▶ [Your instructions]: Search the data for the string "POWER" and gather each line it is in.

■ ■ ■ ■

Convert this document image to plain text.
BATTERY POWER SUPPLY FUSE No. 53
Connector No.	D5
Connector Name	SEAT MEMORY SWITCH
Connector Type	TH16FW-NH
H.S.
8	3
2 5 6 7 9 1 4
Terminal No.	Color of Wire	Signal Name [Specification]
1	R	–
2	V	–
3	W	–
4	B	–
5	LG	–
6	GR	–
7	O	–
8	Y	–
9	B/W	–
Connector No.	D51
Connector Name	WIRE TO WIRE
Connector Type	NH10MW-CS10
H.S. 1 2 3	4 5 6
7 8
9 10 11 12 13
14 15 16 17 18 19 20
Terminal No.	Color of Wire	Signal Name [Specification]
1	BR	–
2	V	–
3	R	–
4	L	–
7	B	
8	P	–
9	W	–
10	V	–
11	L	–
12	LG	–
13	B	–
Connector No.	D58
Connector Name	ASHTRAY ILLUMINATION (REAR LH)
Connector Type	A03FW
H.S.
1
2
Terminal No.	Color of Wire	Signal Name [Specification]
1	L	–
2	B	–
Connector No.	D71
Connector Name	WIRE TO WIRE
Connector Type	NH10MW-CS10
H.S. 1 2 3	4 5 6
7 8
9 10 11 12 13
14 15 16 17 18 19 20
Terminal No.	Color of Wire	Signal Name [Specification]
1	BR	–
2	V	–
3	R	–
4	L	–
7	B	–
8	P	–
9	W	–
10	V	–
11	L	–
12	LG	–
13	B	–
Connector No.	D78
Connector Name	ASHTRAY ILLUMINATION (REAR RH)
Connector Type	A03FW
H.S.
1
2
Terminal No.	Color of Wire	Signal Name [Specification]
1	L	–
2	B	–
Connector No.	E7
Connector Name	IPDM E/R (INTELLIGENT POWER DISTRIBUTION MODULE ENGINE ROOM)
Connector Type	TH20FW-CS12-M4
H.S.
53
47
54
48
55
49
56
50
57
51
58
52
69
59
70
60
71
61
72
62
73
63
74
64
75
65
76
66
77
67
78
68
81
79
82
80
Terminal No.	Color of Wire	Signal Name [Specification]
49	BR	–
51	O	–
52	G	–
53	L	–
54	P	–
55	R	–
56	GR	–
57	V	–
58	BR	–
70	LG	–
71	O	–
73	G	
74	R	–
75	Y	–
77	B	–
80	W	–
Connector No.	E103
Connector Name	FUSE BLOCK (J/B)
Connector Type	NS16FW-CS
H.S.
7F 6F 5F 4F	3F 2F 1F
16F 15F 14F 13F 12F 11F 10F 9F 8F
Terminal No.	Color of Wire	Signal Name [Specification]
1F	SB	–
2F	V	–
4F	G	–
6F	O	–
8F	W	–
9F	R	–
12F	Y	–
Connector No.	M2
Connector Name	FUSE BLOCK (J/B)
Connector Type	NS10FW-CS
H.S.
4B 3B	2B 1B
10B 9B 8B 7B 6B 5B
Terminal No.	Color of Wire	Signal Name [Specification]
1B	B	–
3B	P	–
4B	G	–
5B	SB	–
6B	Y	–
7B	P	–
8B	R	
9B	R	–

■ ■ ■ ■

▶ [Finished task]:
BATTERY POWER SUPPLY FUSE No. 53
Connector Name	IPDM E/R (INTELLIGENT POWER DISTRIBUTION MODULE ENGINE ROOM)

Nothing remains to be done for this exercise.